Copy, from the entries below, each line in which the string "should" appears.

══ DATA SUPPLIED ══

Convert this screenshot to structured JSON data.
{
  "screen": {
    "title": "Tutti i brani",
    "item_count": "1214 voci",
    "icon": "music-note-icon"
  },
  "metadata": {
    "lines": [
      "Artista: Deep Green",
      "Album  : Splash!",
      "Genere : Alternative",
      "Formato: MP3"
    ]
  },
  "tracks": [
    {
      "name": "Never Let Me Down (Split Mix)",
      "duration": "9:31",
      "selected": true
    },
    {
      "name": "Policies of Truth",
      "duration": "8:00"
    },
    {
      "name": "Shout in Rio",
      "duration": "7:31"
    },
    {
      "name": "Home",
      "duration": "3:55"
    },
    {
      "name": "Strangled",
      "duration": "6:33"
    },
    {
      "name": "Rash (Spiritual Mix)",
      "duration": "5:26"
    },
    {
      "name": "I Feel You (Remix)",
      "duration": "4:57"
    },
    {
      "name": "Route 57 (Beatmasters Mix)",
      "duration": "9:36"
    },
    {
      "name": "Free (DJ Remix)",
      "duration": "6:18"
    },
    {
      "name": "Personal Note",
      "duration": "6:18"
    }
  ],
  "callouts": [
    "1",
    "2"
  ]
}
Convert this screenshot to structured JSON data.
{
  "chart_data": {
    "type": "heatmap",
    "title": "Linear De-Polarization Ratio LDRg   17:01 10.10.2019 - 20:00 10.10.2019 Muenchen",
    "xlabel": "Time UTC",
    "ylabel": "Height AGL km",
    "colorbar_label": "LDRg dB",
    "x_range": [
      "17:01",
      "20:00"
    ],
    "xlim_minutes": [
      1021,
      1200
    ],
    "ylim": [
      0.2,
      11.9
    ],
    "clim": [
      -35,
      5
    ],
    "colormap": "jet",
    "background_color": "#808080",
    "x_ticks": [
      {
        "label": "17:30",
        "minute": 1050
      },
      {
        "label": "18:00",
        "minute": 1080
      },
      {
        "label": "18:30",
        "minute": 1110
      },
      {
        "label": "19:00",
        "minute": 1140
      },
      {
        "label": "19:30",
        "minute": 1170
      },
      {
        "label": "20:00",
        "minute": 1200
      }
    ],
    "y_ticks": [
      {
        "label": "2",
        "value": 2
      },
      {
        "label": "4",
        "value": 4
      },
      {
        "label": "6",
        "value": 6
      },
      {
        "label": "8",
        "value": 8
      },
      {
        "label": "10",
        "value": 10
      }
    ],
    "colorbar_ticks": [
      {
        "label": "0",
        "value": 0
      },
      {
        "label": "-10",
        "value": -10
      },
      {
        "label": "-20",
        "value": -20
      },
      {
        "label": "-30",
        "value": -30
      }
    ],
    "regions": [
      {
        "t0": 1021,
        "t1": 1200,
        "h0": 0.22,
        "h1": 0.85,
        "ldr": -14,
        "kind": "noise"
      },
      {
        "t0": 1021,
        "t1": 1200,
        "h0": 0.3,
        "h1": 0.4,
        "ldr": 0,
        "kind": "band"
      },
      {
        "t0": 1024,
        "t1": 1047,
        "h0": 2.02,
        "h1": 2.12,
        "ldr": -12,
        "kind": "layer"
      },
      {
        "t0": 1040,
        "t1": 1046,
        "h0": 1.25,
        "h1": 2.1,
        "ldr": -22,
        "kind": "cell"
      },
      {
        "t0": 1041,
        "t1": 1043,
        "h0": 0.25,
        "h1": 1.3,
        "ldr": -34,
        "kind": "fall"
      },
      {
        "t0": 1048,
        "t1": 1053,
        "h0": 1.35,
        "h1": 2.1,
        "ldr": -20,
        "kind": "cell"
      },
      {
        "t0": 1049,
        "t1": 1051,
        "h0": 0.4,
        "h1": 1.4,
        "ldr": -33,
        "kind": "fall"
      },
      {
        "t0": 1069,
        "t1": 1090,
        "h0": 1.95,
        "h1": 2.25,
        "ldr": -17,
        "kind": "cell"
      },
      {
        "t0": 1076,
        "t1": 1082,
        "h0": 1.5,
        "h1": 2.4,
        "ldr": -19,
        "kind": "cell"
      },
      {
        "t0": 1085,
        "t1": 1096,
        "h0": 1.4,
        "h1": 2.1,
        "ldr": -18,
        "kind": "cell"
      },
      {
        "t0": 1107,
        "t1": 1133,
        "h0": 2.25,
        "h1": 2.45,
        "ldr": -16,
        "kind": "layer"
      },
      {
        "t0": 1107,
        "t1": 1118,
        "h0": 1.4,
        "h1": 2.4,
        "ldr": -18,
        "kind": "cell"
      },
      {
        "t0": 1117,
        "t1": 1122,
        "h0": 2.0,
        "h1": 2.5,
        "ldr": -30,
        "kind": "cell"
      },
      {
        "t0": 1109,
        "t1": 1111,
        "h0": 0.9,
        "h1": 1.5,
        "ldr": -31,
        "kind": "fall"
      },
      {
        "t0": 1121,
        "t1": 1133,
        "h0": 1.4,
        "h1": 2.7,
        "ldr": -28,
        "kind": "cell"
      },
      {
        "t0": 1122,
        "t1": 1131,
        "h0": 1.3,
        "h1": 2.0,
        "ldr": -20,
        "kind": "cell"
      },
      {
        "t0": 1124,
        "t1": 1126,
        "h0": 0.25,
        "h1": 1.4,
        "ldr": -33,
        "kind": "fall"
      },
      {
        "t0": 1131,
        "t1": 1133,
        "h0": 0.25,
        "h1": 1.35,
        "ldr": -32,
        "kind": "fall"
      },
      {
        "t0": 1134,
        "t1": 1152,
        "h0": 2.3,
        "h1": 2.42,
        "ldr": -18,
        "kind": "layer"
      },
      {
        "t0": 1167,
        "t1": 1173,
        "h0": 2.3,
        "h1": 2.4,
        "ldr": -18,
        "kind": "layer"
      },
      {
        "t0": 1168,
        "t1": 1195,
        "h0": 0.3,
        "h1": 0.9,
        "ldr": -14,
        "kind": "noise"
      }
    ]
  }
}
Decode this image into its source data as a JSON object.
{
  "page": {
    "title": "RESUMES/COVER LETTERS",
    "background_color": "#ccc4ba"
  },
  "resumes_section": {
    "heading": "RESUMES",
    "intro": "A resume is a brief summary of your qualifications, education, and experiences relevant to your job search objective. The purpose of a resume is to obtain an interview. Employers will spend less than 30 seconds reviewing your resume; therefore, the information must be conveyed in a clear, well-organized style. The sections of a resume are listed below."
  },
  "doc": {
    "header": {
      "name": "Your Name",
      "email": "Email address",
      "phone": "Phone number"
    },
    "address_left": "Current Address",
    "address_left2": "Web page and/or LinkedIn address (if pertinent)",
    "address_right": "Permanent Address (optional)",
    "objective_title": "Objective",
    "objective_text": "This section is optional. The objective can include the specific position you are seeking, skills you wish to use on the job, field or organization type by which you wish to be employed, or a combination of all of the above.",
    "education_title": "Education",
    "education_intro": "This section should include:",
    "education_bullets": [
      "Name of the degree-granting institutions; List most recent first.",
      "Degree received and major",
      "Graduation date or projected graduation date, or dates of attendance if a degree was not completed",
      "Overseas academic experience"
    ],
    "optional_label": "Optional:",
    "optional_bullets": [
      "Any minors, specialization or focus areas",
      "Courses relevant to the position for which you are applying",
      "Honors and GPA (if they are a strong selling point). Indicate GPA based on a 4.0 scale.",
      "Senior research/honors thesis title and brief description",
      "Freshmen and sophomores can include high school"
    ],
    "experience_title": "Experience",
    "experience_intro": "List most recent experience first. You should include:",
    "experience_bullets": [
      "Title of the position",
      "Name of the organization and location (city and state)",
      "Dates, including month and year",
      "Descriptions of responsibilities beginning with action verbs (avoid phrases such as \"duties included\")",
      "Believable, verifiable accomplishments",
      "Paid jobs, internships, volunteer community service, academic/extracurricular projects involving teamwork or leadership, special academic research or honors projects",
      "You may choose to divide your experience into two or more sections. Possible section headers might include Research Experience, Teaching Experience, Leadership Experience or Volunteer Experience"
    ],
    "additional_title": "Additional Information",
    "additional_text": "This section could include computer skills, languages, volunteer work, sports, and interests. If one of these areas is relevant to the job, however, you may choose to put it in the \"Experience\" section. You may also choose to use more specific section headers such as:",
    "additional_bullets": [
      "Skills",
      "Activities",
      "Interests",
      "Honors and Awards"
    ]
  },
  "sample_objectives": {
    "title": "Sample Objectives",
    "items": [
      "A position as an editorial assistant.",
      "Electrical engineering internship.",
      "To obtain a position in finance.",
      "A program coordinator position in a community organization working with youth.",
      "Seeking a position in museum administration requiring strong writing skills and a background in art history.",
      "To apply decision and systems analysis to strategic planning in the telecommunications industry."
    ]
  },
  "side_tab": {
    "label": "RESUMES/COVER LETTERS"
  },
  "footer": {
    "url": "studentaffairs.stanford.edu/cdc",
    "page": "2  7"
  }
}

═══

• RESPONSE TO THE EXERCISE
    "education_intro": "This section should include:",
    "experience_intro": "List most recent experience first. You should include:",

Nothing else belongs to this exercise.